* [EXERCISE INSTRUCTIONS]: Copy the records below exactly, leaving out every picture.

* [EXERCISE DATA]:

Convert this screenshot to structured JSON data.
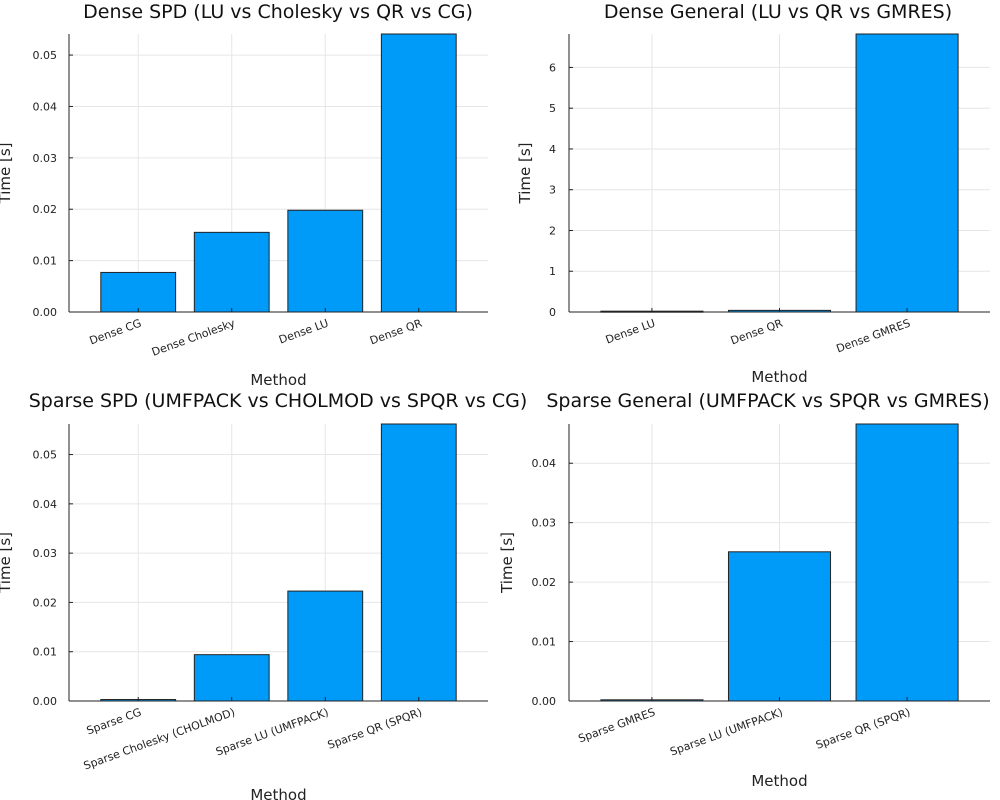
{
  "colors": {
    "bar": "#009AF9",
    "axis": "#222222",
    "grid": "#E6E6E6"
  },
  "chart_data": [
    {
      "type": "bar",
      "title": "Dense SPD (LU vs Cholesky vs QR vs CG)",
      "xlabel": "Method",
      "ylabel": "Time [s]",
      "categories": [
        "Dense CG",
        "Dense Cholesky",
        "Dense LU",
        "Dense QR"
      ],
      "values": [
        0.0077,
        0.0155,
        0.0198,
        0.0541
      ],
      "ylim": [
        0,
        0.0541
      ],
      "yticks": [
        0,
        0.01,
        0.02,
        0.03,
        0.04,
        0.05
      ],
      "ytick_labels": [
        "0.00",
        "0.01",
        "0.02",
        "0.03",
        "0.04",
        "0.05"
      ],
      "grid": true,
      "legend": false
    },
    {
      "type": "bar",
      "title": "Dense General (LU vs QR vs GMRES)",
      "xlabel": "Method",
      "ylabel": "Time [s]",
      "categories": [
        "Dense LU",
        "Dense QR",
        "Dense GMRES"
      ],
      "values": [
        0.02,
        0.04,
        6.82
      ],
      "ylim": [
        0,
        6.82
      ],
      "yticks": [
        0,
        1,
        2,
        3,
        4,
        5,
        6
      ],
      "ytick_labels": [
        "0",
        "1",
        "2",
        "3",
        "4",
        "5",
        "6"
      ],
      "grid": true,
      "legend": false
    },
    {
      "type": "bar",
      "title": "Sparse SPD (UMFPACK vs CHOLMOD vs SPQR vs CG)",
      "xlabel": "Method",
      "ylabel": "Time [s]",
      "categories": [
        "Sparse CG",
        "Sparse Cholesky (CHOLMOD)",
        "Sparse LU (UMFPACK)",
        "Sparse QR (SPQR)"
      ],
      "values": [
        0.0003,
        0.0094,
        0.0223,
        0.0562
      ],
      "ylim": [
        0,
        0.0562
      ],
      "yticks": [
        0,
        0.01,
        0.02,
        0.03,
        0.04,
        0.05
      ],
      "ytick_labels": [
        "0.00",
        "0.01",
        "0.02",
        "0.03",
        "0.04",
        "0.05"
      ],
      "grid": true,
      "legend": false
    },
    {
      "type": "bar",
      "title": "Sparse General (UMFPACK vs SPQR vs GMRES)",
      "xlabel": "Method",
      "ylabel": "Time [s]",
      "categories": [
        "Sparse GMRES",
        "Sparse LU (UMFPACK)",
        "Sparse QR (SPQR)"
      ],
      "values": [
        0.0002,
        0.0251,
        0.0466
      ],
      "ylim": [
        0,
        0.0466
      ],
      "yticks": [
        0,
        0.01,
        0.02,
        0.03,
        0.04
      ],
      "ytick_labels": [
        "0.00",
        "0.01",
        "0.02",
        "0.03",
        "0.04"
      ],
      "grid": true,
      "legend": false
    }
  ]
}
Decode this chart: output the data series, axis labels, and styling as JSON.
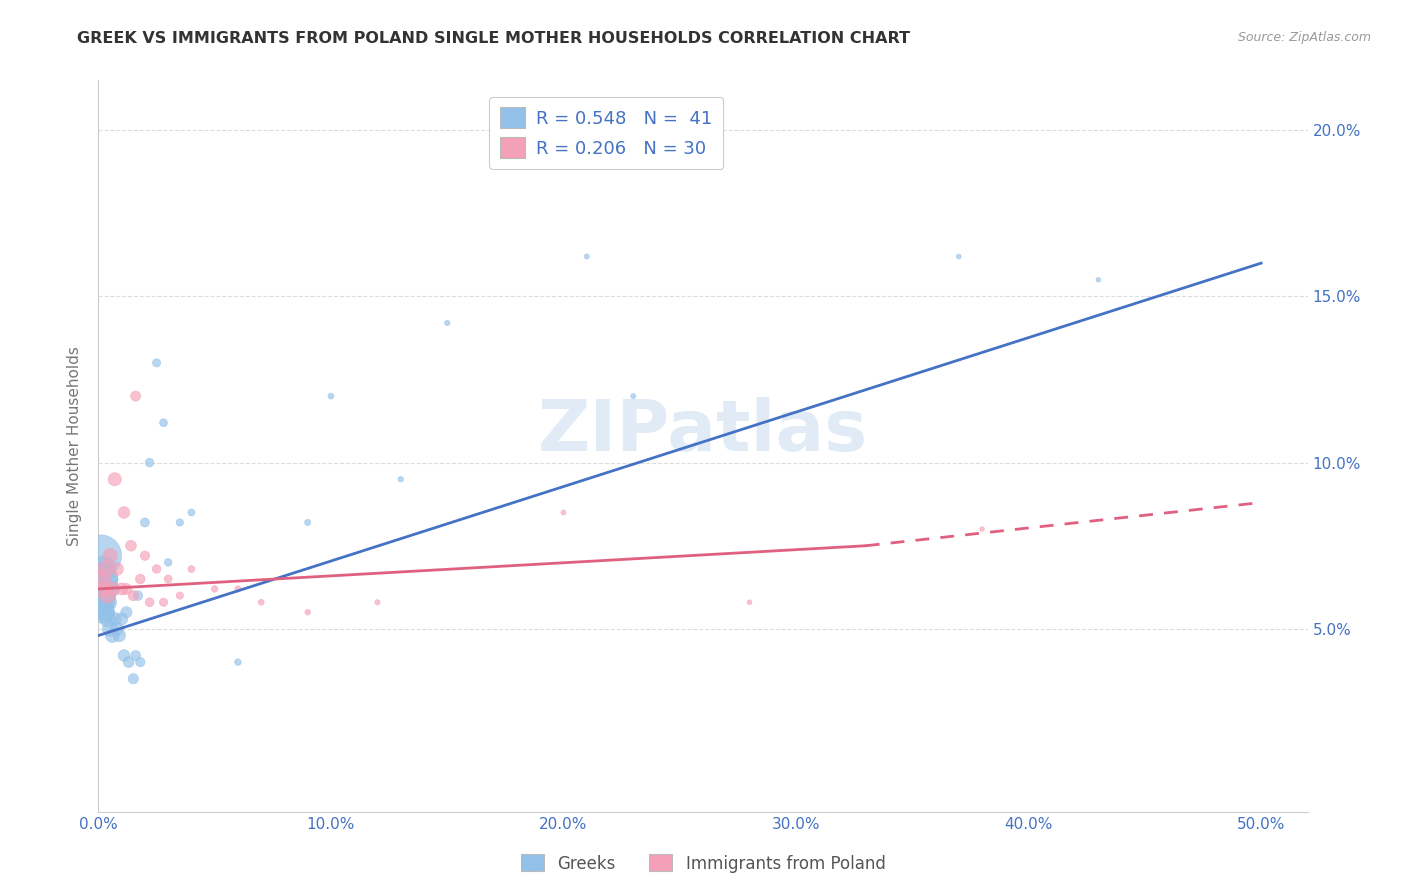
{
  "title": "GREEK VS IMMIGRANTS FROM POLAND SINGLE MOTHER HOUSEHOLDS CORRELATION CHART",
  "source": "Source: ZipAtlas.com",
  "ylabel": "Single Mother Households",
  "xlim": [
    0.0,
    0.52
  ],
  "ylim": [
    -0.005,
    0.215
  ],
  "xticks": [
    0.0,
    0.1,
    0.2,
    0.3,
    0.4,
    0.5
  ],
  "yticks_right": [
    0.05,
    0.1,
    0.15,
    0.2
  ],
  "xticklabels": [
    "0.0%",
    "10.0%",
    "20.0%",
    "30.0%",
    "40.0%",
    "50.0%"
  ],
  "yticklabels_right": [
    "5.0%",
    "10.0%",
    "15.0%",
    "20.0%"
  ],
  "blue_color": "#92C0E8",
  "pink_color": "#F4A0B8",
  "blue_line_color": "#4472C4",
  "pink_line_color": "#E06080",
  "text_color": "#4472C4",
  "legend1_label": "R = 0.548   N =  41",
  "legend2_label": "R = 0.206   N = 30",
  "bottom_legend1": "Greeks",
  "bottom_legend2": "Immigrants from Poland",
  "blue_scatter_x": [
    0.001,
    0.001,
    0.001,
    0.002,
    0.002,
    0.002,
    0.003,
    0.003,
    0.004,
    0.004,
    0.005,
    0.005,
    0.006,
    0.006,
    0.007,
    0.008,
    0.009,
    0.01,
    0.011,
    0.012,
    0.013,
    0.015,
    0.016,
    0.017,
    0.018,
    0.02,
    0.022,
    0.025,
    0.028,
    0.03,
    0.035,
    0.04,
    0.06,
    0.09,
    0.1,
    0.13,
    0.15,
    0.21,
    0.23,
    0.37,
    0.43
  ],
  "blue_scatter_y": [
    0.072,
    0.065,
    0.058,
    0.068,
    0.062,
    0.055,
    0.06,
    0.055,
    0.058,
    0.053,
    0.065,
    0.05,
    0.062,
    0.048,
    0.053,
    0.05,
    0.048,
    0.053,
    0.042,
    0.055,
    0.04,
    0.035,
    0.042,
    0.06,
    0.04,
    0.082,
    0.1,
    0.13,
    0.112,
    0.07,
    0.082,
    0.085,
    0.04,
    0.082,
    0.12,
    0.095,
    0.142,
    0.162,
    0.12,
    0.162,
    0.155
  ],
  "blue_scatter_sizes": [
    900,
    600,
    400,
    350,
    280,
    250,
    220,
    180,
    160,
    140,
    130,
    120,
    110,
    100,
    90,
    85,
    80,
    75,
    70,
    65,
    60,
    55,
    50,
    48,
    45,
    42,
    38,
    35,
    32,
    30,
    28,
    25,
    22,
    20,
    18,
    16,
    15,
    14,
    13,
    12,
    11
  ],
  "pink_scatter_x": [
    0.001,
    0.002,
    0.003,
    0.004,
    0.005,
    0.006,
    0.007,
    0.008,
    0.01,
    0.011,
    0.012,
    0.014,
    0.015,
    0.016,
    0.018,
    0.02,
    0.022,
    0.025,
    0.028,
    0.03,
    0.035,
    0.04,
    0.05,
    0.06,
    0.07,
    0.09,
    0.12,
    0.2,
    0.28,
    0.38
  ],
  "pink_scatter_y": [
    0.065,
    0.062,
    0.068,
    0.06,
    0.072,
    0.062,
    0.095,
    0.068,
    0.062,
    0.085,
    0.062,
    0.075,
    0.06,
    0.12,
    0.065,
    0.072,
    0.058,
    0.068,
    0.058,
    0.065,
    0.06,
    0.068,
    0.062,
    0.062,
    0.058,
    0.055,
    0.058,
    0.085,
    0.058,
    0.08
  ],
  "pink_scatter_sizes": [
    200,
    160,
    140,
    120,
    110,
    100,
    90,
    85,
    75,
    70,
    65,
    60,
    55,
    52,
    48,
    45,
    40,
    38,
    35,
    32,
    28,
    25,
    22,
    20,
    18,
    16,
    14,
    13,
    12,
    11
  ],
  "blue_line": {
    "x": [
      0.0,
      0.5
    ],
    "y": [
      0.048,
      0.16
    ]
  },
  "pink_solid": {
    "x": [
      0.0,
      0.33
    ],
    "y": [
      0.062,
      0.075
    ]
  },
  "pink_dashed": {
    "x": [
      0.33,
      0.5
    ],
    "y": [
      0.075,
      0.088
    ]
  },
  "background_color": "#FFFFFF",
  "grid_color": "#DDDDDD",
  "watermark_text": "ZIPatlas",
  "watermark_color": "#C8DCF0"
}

* [SOLUTION FOR THIS EXERCISE]:
Convert this screenshot to structured JSON data.
{
  "colors": {
    "bar": "#009AF9",
    "axis": "#222222",
    "grid": "#E6E6E6"
  },
  "chart_data": [
    {
      "type": "bar",
      "title": "Dense SPD (LU vs Cholesky vs QR vs CG)",
      "xlabel": "Method",
      "ylabel": "Time [s]",
      "categories": [
        "Dense CG",
        "Dense Cholesky",
        "Dense LU",
        "Dense QR"
      ],
      "values": [
        0.0077,
        0.0155,
        0.0198,
        0.0541
      ],
      "ylim": [
        0,
        0.0541
      ],
      "yticks": [
        0,
        0.01,
        0.02,
        0.03,
        0.04,
        0.05
      ],
      "ytick_labels": [
        "0.00",
        "0.01",
        "0.02",
        "0.03",
        "0.04",
        "0.05"
      ],
      "grid": true,
      "legend": false
    },
    {
      "type": "bar",
      "title": "Dense General (LU vs QR vs GMRES)",
      "xlabel": "Method",
      "ylabel": "Time [s]",
      "categories": [
        "Dense LU",
        "Dense QR",
        "Dense GMRES"
      ],
      "values": [
        0.02,
        0.04,
        6.82
      ],
      "ylim": [
        0,
        6.82
      ],
      "yticks": [
        0,
        1,
        2,
        3,
        4,
        5,
        6
      ],
      "ytick_labels": [
        "0",
        "1",
        "2",
        "3",
        "4",
        "5",
        "6"
      ],
      "grid": true,
      "legend": false
    },
    {
      "type": "bar",
      "title": "Sparse SPD (UMFPACK vs CHOLMOD vs SPQR vs CG)",
      "xlabel": "Method",
      "ylabel": "Time [s]",
      "categories": [
        "Sparse CG",
        "Sparse Cholesky (CHOLMOD)",
        "Sparse LU (UMFPACK)",
        "Sparse QR (SPQR)"
      ],
      "values": [
        0.0003,
        0.0094,
        0.0223,
        0.0562
      ],
      "ylim": [
        0,
        0.0562
      ],
      "yticks": [
        0,
        0.01,
        0.02,
        0.03,
        0.04,
        0.05
      ],
      "ytick_labels": [
        "0.00",
        "0.01",
        "0.02",
        "0.03",
        "0.04",
        "0.05"
      ],
      "grid": true,
      "legend": false
    },
    {
      "type": "bar",
      "title": "Sparse General (UMFPACK vs SPQR vs GMRES)",
      "xlabel": "Method",
      "ylabel": "Time [s]",
      "categories": [
        "Sparse GMRES",
        "Sparse LU (UMFPACK)",
        "Sparse QR (SPQR)"
      ],
      "values": [
        0.0002,
        0.0251,
        0.0466
      ],
      "ylim": [
        0,
        0.0466
      ],
      "yticks": [
        0,
        0.01,
        0.02,
        0.03,
        0.04
      ],
      "ytick_labels": [
        "0.00",
        "0.01",
        "0.02",
        "0.03",
        "0.04"
      ],
      "grid": true,
      "legend": false
    }
  ]
}
Decode this chart: output the data series, axis labels, and styling as JSON.
{
  "title": "GREEK VS IMMIGRANTS FROM POLAND SINGLE MOTHER HOUSEHOLDS CORRELATION CHART",
  "source": "Source: ZipAtlas.com",
  "ylabel": "Single Mother Households",
  "xlim": [
    0.0,
    0.52
  ],
  "ylim": [
    -0.005,
    0.215
  ],
  "xticks": [
    0.0,
    0.1,
    0.2,
    0.3,
    0.4,
    0.5
  ],
  "yticks_right": [
    0.05,
    0.1,
    0.15,
    0.2
  ],
  "xticklabels": [
    "0.0%",
    "10.0%",
    "20.0%",
    "30.0%",
    "40.0%",
    "50.0%"
  ],
  "yticklabels_right": [
    "5.0%",
    "10.0%",
    "15.0%",
    "20.0%"
  ],
  "blue_color": "#92C0E8",
  "pink_color": "#F4A0B8",
  "blue_line_color": "#4472C4",
  "pink_line_color": "#E06080",
  "text_color": "#4472C4",
  "legend1_label": "R = 0.548   N =  41",
  "legend2_label": "R = 0.206   N = 30",
  "bottom_legend1": "Greeks",
  "bottom_legend2": "Immigrants from Poland",
  "blue_scatter_x": [
    0.001,
    0.001,
    0.001,
    0.002,
    0.002,
    0.002,
    0.003,
    0.003,
    0.004,
    0.004,
    0.005,
    0.005,
    0.006,
    0.006,
    0.007,
    0.008,
    0.009,
    0.01,
    0.011,
    0.012,
    0.013,
    0.015,
    0.016,
    0.017,
    0.018,
    0.02,
    0.022,
    0.025,
    0.028,
    0.03,
    0.035,
    0.04,
    0.06,
    0.09,
    0.1,
    0.13,
    0.15,
    0.21,
    0.23,
    0.37,
    0.43
  ],
  "blue_scatter_y": [
    0.072,
    0.065,
    0.058,
    0.068,
    0.062,
    0.055,
    0.06,
    0.055,
    0.058,
    0.053,
    0.065,
    0.05,
    0.062,
    0.048,
    0.053,
    0.05,
    0.048,
    0.053,
    0.042,
    0.055,
    0.04,
    0.035,
    0.042,
    0.06,
    0.04,
    0.082,
    0.1,
    0.13,
    0.112,
    0.07,
    0.082,
    0.085,
    0.04,
    0.082,
    0.12,
    0.095,
    0.142,
    0.162,
    0.12,
    0.162,
    0.155
  ],
  "blue_scatter_sizes": [
    900,
    600,
    400,
    350,
    280,
    250,
    220,
    180,
    160,
    140,
    130,
    120,
    110,
    100,
    90,
    85,
    80,
    75,
    70,
    65,
    60,
    55,
    50,
    48,
    45,
    42,
    38,
    35,
    32,
    30,
    28,
    25,
    22,
    20,
    18,
    16,
    15,
    14,
    13,
    12,
    11
  ],
  "pink_scatter_x": [
    0.001,
    0.002,
    0.003,
    0.004,
    0.005,
    0.006,
    0.007,
    0.008,
    0.01,
    0.011,
    0.012,
    0.014,
    0.015,
    0.016,
    0.018,
    0.02,
    0.022,
    0.025,
    0.028,
    0.03,
    0.035,
    0.04,
    0.05,
    0.06,
    0.07,
    0.09,
    0.12,
    0.2,
    0.28,
    0.38
  ],
  "pink_scatter_y": [
    0.065,
    0.062,
    0.068,
    0.06,
    0.072,
    0.062,
    0.095,
    0.068,
    0.062,
    0.085,
    0.062,
    0.075,
    0.06,
    0.12,
    0.065,
    0.072,
    0.058,
    0.068,
    0.058,
    0.065,
    0.06,
    0.068,
    0.062,
    0.062,
    0.058,
    0.055,
    0.058,
    0.085,
    0.058,
    0.08
  ],
  "pink_scatter_sizes": [
    200,
    160,
    140,
    120,
    110,
    100,
    90,
    85,
    75,
    70,
    65,
    60,
    55,
    52,
    48,
    45,
    40,
    38,
    35,
    32,
    28,
    25,
    22,
    20,
    18,
    16,
    14,
    13,
    12,
    11
  ],
  "blue_line": {
    "x": [
      0.0,
      0.5
    ],
    "y": [
      0.048,
      0.16
    ]
  },
  "pink_solid": {
    "x": [
      0.0,
      0.33
    ],
    "y": [
      0.062,
      0.075
    ]
  },
  "pink_dashed": {
    "x": [
      0.33,
      0.5
    ],
    "y": [
      0.075,
      0.088
    ]
  },
  "background_color": "#FFFFFF",
  "grid_color": "#DDDDDD",
  "watermark_text": "ZIPatlas",
  "watermark_color": "#C8DCF0"
}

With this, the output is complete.